### ABOUT THIS EXERCISE
The answer should be every line below, retyped exactly.

### DATA FOR REVIEW
--- START ---

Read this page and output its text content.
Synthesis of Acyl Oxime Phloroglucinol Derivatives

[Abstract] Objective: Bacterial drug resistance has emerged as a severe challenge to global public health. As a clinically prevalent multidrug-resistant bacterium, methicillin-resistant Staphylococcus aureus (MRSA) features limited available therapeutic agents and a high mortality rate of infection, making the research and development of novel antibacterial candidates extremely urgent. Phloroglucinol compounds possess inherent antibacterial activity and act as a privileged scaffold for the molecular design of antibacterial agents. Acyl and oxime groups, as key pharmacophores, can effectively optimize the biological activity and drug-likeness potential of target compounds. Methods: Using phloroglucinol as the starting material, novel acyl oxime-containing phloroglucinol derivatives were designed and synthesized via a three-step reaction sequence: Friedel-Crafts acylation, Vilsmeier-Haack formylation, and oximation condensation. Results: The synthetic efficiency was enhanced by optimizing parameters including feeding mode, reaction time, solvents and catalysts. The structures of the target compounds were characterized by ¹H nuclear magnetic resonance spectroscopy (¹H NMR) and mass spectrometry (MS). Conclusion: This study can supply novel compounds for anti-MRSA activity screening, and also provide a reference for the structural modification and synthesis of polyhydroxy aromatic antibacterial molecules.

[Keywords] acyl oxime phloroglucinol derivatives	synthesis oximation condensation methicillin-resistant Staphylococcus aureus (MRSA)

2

--- END ---

### SOLUTION BELOW
Read this page and output its text content.
Synthesis of Acyl Oxime Phloroglucinol Derivatives

[Abstract] Objective: Bacterial drug resistance has emerged as a severe challenge to global public health. As a clinically prevalent multidrug-resistant bacterium, methicillin-resistant Staphylococcus aureus (MRSA) features limited available therapeutic agents and a high mortality rate of infection, making the research and development of novel antibacterial candidates extremely urgent. Phloroglucinol compounds possess inherent antibacterial activity and act as a privileged scaffold for the molecular design of antibacterial agents. Acyl and oxime groups, as key pharmacophores, can effectively optimize the biological activity and drug-likeness potential of target compounds. Methods: Using phloroglucinol as the starting material, novel acyl oxime-containing phloroglucinol derivatives were designed and synthesized via a three-step reaction sequence: Friedel-Crafts acylation, Vilsmeier-Haack formylation, and oximation condensation. Results: The synthetic efficiency was enhanced by optimizing parameters including feeding mode, reaction time, solvents and catalysts. The structures of the target compounds were characterized by ¹H nuclear magnetic resonance spectroscopy (¹H NMR) and mass spectrometry (MS). Conclusion: This study can supply novel compounds for anti-MRSA activity screening, and also provide a reference for the structural modification and synthesis of polyhydroxy aromatic antibacterial molecules.

[Keywords] acyl oxime phloroglucinol derivatives	synthesis oximation condensation methicillin-resistant Staphylococcus aureus (MRSA)

2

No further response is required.